Write every record out again exactly, and keep images out of it.

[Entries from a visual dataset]
# # # # #

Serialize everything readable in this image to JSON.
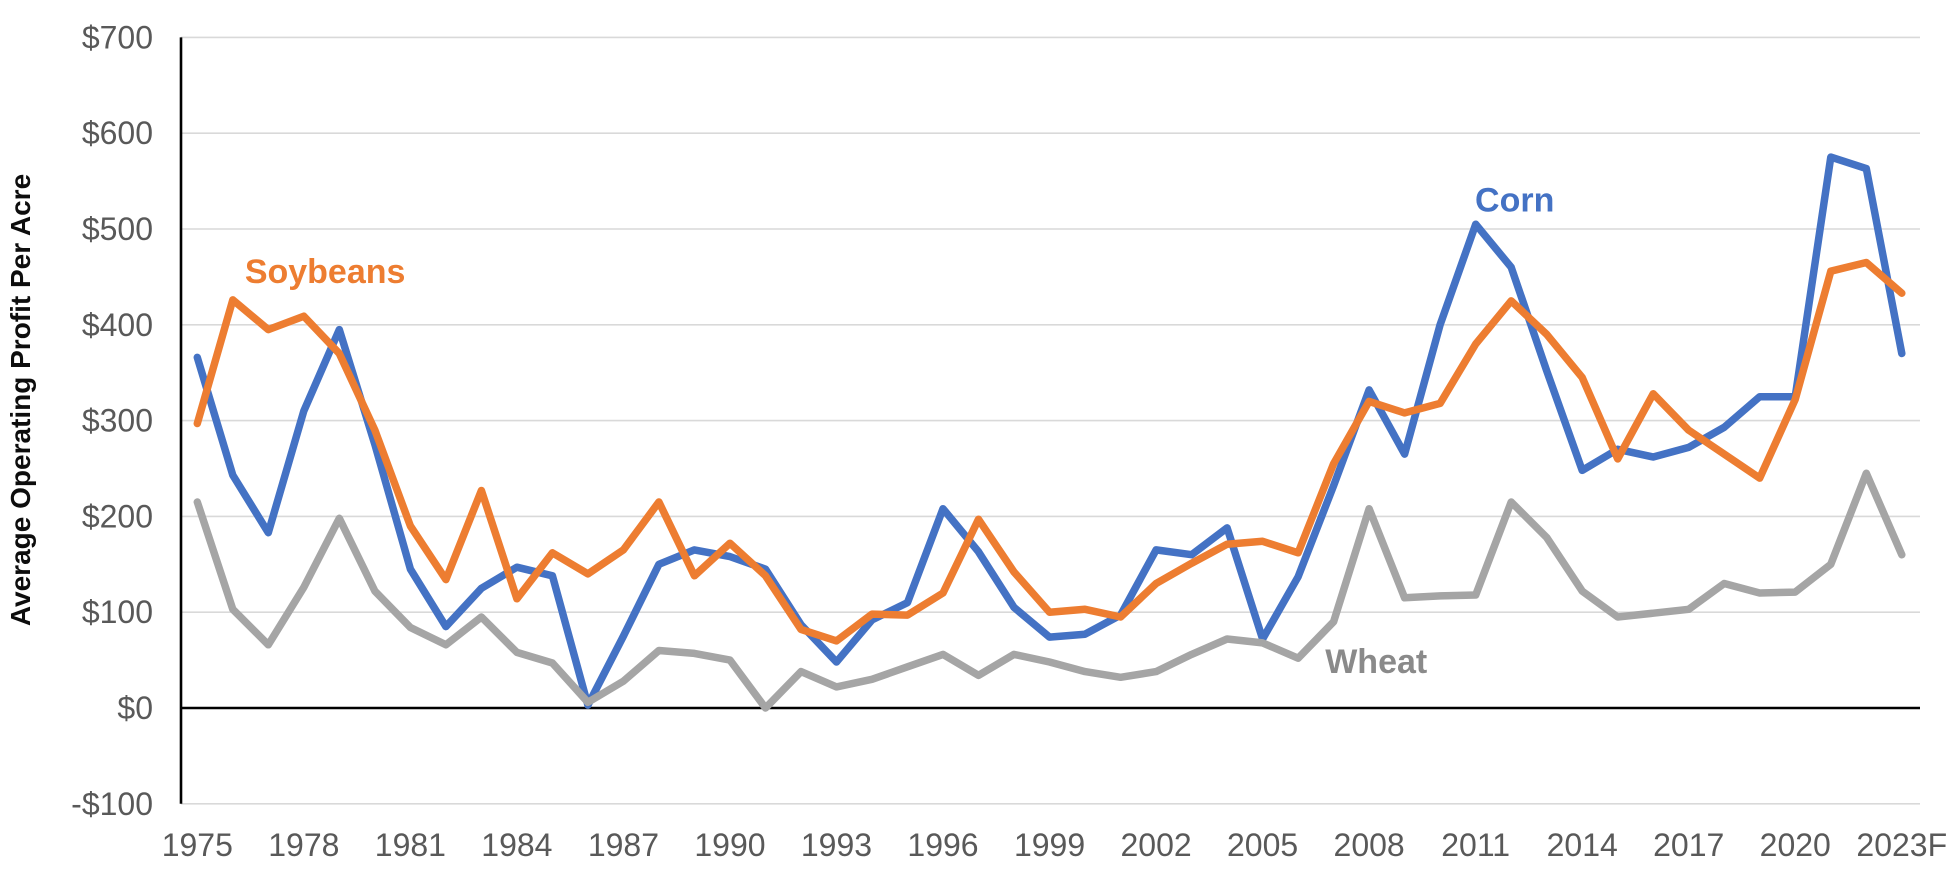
{
  "chart_data": {
    "type": "line",
    "title": "",
    "xlabel": "",
    "ylabel": "Average Operating Profit Per Acre",
    "ylim": [
      -100,
      700
    ],
    "y_gridline_step": 100,
    "grid": "horizontal",
    "legend": "inline-series-labels",
    "background_color": "#ffffff",
    "gridline_color": "#d9d9d9",
    "zero_line_color": "#000000",
    "tick_label_color": "#595959",
    "y_ticks": [
      {
        "value": 700,
        "label": "$700"
      },
      {
        "value": 600,
        "label": "$600"
      },
      {
        "value": 500,
        "label": "$500"
      },
      {
        "value": 400,
        "label": "$400"
      },
      {
        "value": 300,
        "label": "$300"
      },
      {
        "value": 200,
        "label": "$200"
      },
      {
        "value": 100,
        "label": "$100"
      },
      {
        "value": 0,
        "label": "$0"
      },
      {
        "value": -100,
        "label": "-$100"
      }
    ],
    "x_years": [
      1975,
      1976,
      1977,
      1978,
      1979,
      1980,
      1981,
      1982,
      1983,
      1984,
      1985,
      1986,
      1987,
      1988,
      1989,
      1990,
      1991,
      1992,
      1993,
      1994,
      1995,
      1996,
      1997,
      1998,
      1999,
      2000,
      2001,
      2002,
      2003,
      2004,
      2005,
      2006,
      2007,
      2008,
      2009,
      2010,
      2011,
      2012,
      2013,
      2014,
      2015,
      2016,
      2017,
      2018,
      2019,
      2020,
      2021,
      2022,
      2023
    ],
    "x_ticks": [
      {
        "year": 1975,
        "label": "1975"
      },
      {
        "year": 1978,
        "label": "1978"
      },
      {
        "year": 1981,
        "label": "1981"
      },
      {
        "year": 1984,
        "label": "1984"
      },
      {
        "year": 1987,
        "label": "1987"
      },
      {
        "year": 1990,
        "label": "1990"
      },
      {
        "year": 1993,
        "label": "1993"
      },
      {
        "year": 1996,
        "label": "1996"
      },
      {
        "year": 1999,
        "label": "1999"
      },
      {
        "year": 2002,
        "label": "2002"
      },
      {
        "year": 2005,
        "label": "2005"
      },
      {
        "year": 2008,
        "label": "2008"
      },
      {
        "year": 2011,
        "label": "2011"
      },
      {
        "year": 2014,
        "label": "2014"
      },
      {
        "year": 2017,
        "label": "2017"
      },
      {
        "year": 2020,
        "label": "2020"
      },
      {
        "year": 2023,
        "label": "2023F"
      }
    ],
    "series": [
      {
        "name": "Corn",
        "label": "Corn",
        "color": "#4472C4",
        "label_color": "#4472C4",
        "label_anchor": {
          "year": 2012.1,
          "value": 530
        },
        "values": [
          366,
          243,
          183,
          310,
          395,
          275,
          145,
          85,
          125,
          147,
          138,
          3,
          75,
          150,
          165,
          158,
          145,
          87,
          48,
          92,
          110,
          208,
          163,
          105,
          74,
          77,
          97,
          165,
          160,
          188,
          72,
          137,
          232,
          332,
          265,
          400,
          505,
          460,
          352,
          248,
          270,
          262,
          272,
          293,
          325,
          325,
          575,
          563,
          370
        ]
      },
      {
        "name": "Soybeans",
        "label": "Soybeans",
        "color": "#ED7D31",
        "label_color": "#ED7D31",
        "label_anchor": {
          "year": 1978.6,
          "value": 455
        },
        "values": [
          297,
          426,
          395,
          409,
          370,
          290,
          190,
          134,
          227,
          114,
          162,
          140,
          165,
          215,
          138,
          172,
          138,
          82,
          70,
          98,
          97,
          120,
          197,
          142,
          100,
          103,
          95,
          130,
          151,
          171,
          174,
          162,
          255,
          320,
          308,
          318,
          380,
          425,
          390,
          345,
          260,
          328,
          290,
          265,
          240,
          322,
          456,
          465,
          433
        ]
      },
      {
        "name": "Wheat",
        "label": "Wheat",
        "color": "#A5A5A5",
        "label_color": "#8a8a8a",
        "label_anchor": {
          "year": 2008.2,
          "value": 48
        },
        "values": [
          215,
          103,
          66,
          126,
          198,
          122,
          84,
          66,
          95,
          58,
          47,
          6,
          28,
          60,
          57,
          50,
          0,
          38,
          22,
          30,
          43,
          56,
          34,
          56,
          48,
          38,
          32,
          38,
          56,
          72,
          68,
          52,
          90,
          208,
          115,
          117,
          118,
          215,
          178,
          122,
          95,
          99,
          103,
          130,
          120,
          121,
          150,
          245,
          160
        ]
      }
    ]
  }
}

# # # # #

## Task response:
Serialize everything readable in this image to JSON.
{
  "chart_data": {
    "type": "line",
    "title": "",
    "xlabel": "",
    "ylabel": "Average Operating Profit Per Acre",
    "ylim": [
      -100,
      700
    ],
    "y_gridline_step": 100,
    "grid": "horizontal",
    "legend": "inline-series-labels",
    "background_color": "#ffffff",
    "gridline_color": "#d9d9d9",
    "zero_line_color": "#000000",
    "tick_label_color": "#595959",
    "y_ticks": [
      {
        "value": 700,
        "label": "$700"
      },
      {
        "value": 600,
        "label": "$600"
      },
      {
        "value": 500,
        "label": "$500"
      },
      {
        "value": 400,
        "label": "$400"
      },
      {
        "value": 300,
        "label": "$300"
      },
      {
        "value": 200,
        "label": "$200"
      },
      {
        "value": 100,
        "label": "$100"
      },
      {
        "value": 0,
        "label": "$0"
      },
      {
        "value": -100,
        "label": "-$100"
      }
    ],
    "x_years": [
      1975,
      1976,
      1977,
      1978,
      1979,
      1980,
      1981,
      1982,
      1983,
      1984,
      1985,
      1986,
      1987,
      1988,
      1989,
      1990,
      1991,
      1992,
      1993,
      1994,
      1995,
      1996,
      1997,
      1998,
      1999,
      2000,
      2001,
      2002,
      2003,
      2004,
      2005,
      2006,
      2007,
      2008,
      2009,
      2010,
      2011,
      2012,
      2013,
      2014,
      2015,
      2016,
      2017,
      2018,
      2019,
      2020,
      2021,
      2022,
      2023
    ],
    "x_ticks": [
      {
        "year": 1975,
        "label": "1975"
      },
      {
        "year": 1978,
        "label": "1978"
      },
      {
        "year": 1981,
        "label": "1981"
      },
      {
        "year": 1984,
        "label": "1984"
      },
      {
        "year": 1987,
        "label": "1987"
      },
      {
        "year": 1990,
        "label": "1990"
      },
      {
        "year": 1993,
        "label": "1993"
      },
      {
        "year": 1996,
        "label": "1996"
      },
      {
        "year": 1999,
        "label": "1999"
      },
      {
        "year": 2002,
        "label": "2002"
      },
      {
        "year": 2005,
        "label": "2005"
      },
      {
        "year": 2008,
        "label": "2008"
      },
      {
        "year": 2011,
        "label": "2011"
      },
      {
        "year": 2014,
        "label": "2014"
      },
      {
        "year": 2017,
        "label": "2017"
      },
      {
        "year": 2020,
        "label": "2020"
      },
      {
        "year": 2023,
        "label": "2023F"
      }
    ],
    "series": [
      {
        "name": "Corn",
        "label": "Corn",
        "color": "#4472C4",
        "label_color": "#4472C4",
        "label_anchor": {
          "year": 2012.1,
          "value": 530
        },
        "values": [
          366,
          243,
          183,
          310,
          395,
          275,
          145,
          85,
          125,
          147,
          138,
          3,
          75,
          150,
          165,
          158,
          145,
          87,
          48,
          92,
          110,
          208,
          163,
          105,
          74,
          77,
          97,
          165,
          160,
          188,
          72,
          137,
          232,
          332,
          265,
          400,
          505,
          460,
          352,
          248,
          270,
          262,
          272,
          293,
          325,
          325,
          575,
          563,
          370
        ]
      },
      {
        "name": "Soybeans",
        "label": "Soybeans",
        "color": "#ED7D31",
        "label_color": "#ED7D31",
        "label_anchor": {
          "year": 1978.6,
          "value": 455
        },
        "values": [
          297,
          426,
          395,
          409,
          370,
          290,
          190,
          134,
          227,
          114,
          162,
          140,
          165,
          215,
          138,
          172,
          138,
          82,
          70,
          98,
          97,
          120,
          197,
          142,
          100,
          103,
          95,
          130,
          151,
          171,
          174,
          162,
          255,
          320,
          308,
          318,
          380,
          425,
          390,
          345,
          260,
          328,
          290,
          265,
          240,
          322,
          456,
          465,
          433
        ]
      },
      {
        "name": "Wheat",
        "label": "Wheat",
        "color": "#A5A5A5",
        "label_color": "#8a8a8a",
        "label_anchor": {
          "year": 2008.2,
          "value": 48
        },
        "values": [
          215,
          103,
          66,
          126,
          198,
          122,
          84,
          66,
          95,
          58,
          47,
          6,
          28,
          60,
          57,
          50,
          0,
          38,
          22,
          30,
          43,
          56,
          34,
          56,
          48,
          38,
          32,
          38,
          56,
          72,
          68,
          52,
          90,
          208,
          115,
          117,
          118,
          215,
          178,
          122,
          95,
          99,
          103,
          130,
          120,
          121,
          150,
          245,
          160
        ]
      }
    ]
  }
}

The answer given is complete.